─── AVAILABLE RECORDS

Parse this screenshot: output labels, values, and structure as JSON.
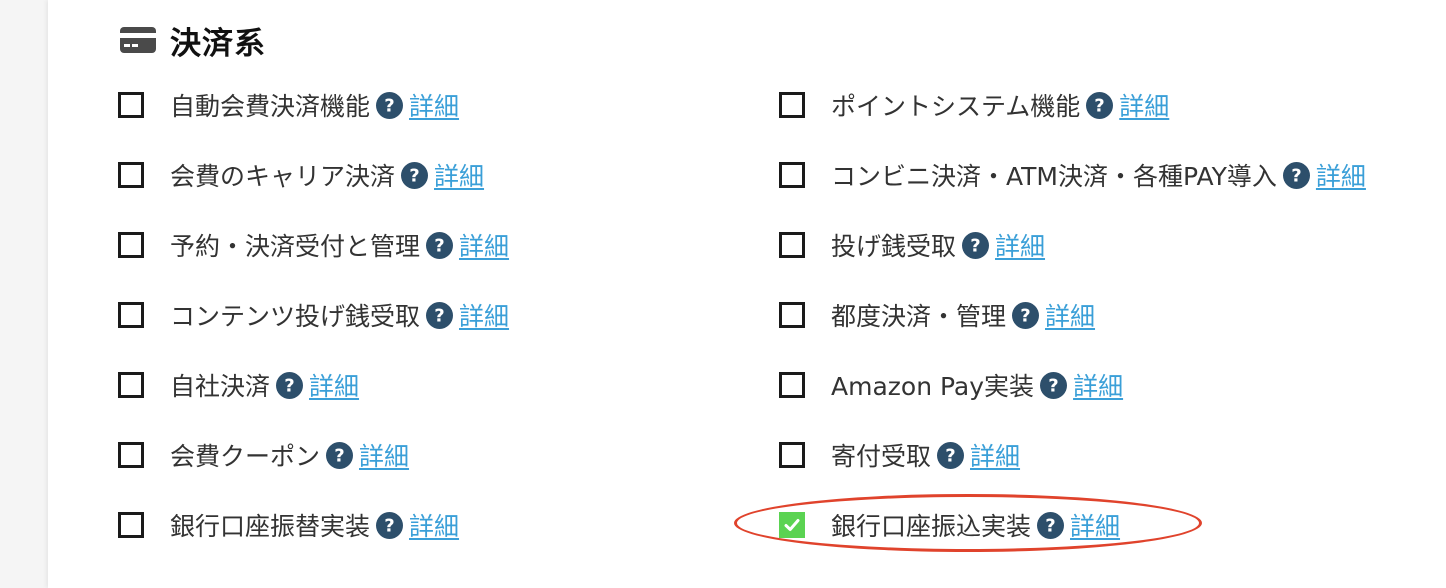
{
  "section": {
    "icon": "credit-card-icon",
    "title": "決済系"
  },
  "colors": {
    "checked_fill": "#5bd352",
    "link": "#3a9fd8",
    "help_icon": "#2d4f6b",
    "highlight": "#e0432c"
  },
  "detail_label": "詳細",
  "left_items": [
    {
      "label": "自動会費決済機能",
      "checked": false
    },
    {
      "label": "会費のキャリア決済",
      "checked": false
    },
    {
      "label": "予約・決済受付と管理",
      "checked": false
    },
    {
      "label": "コンテンツ投げ銭受取",
      "checked": false
    },
    {
      "label": "自社決済",
      "checked": false
    },
    {
      "label": "会費クーポン",
      "checked": false
    },
    {
      "label": "銀行口座振替実装",
      "checked": false
    }
  ],
  "right_items": [
    {
      "label": "ポイントシステム機能",
      "checked": false
    },
    {
      "label": "コンビニ決済・ATM決済・各種PAY導入",
      "checked": false
    },
    {
      "label": "投げ銭受取",
      "checked": false
    },
    {
      "label": "都度決済・管理",
      "checked": false
    },
    {
      "label": "Amazon Pay実装",
      "checked": false
    },
    {
      "label": "寄付受取",
      "checked": false
    },
    {
      "label": "銀行口座振込実装",
      "checked": true
    }
  ]
}
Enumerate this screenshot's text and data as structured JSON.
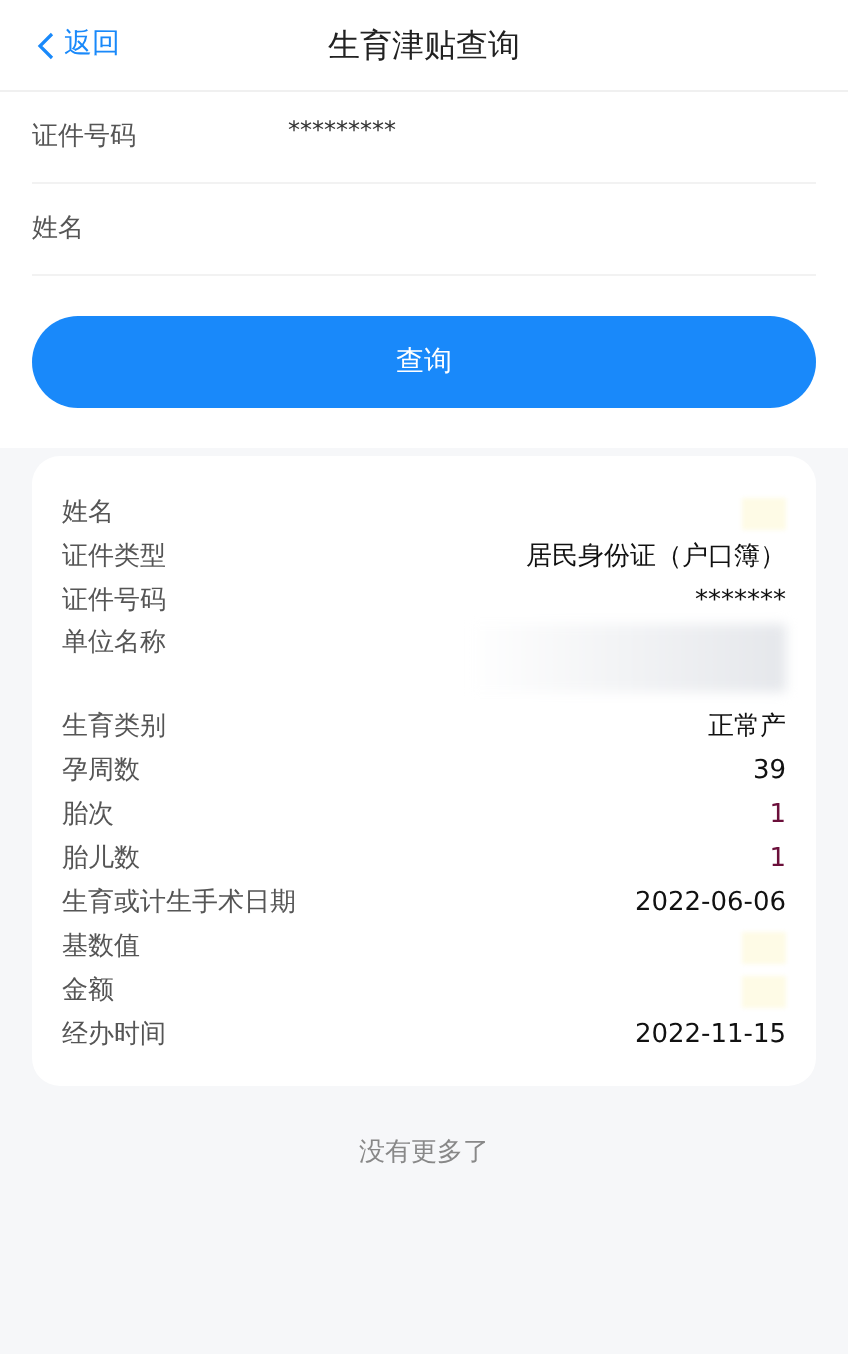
{
  "header": {
    "back": "返回",
    "title": "生育津贴查询"
  },
  "form": [
    {
      "label": "证件号码",
      "value": "*********"
    },
    {
      "label": "姓名"
    }
  ],
  "query_button": "查询",
  "result": [
    {
      "label": "姓名",
      "kind": "redacted"
    },
    {
      "label": "证件类型",
      "kind": "plain",
      "value": "居民身份证（户口簿）"
    },
    {
      "label": "证件号码",
      "kind": "plain",
      "value": "*******"
    },
    {
      "label": "单位名称",
      "kind": "redacted_long"
    },
    {
      "label": "生育类别",
      "kind": "plain",
      "value": "正常产"
    },
    {
      "label": "孕周数",
      "kind": "plain",
      "value": "39"
    },
    {
      "label": "胎次",
      "kind": "highlight",
      "value": "1"
    },
    {
      "label": "胎儿数",
      "kind": "highlight",
      "value": "1"
    },
    {
      "label": "生育或计生手术日期",
      "kind": "plain",
      "value": "2022-06-06"
    },
    {
      "label": "基数值",
      "kind": "redacted"
    },
    {
      "label": "金额",
      "kind": "redacted"
    },
    {
      "label": "经办时间",
      "kind": "plain",
      "value": "2022-11-15"
    }
  ],
  "footer": "没有更多了"
}
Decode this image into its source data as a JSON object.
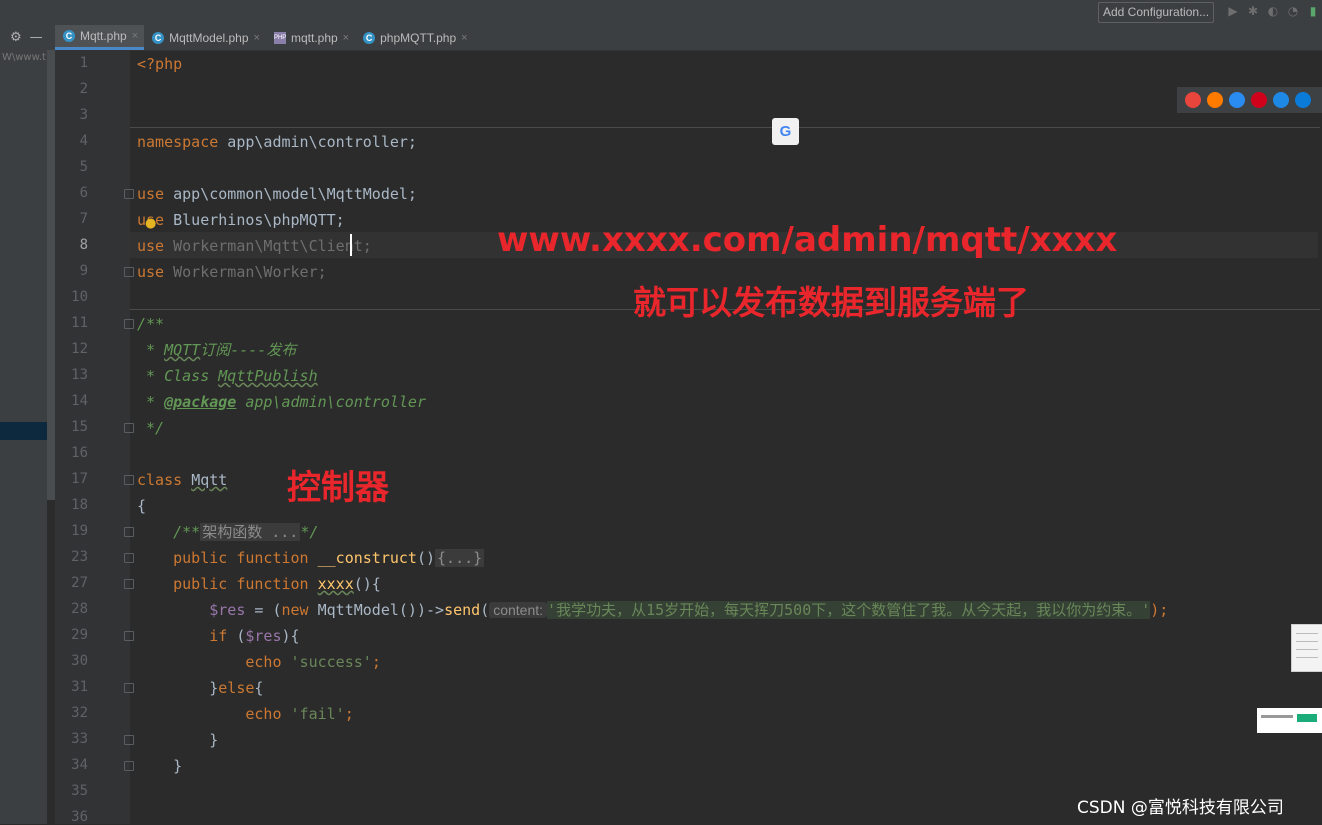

──────

### INSTRUCTIONS TO FOLLOW
Work out the count of lines containing the word "data", then write only that count.

### CORRECT RESPONSE
2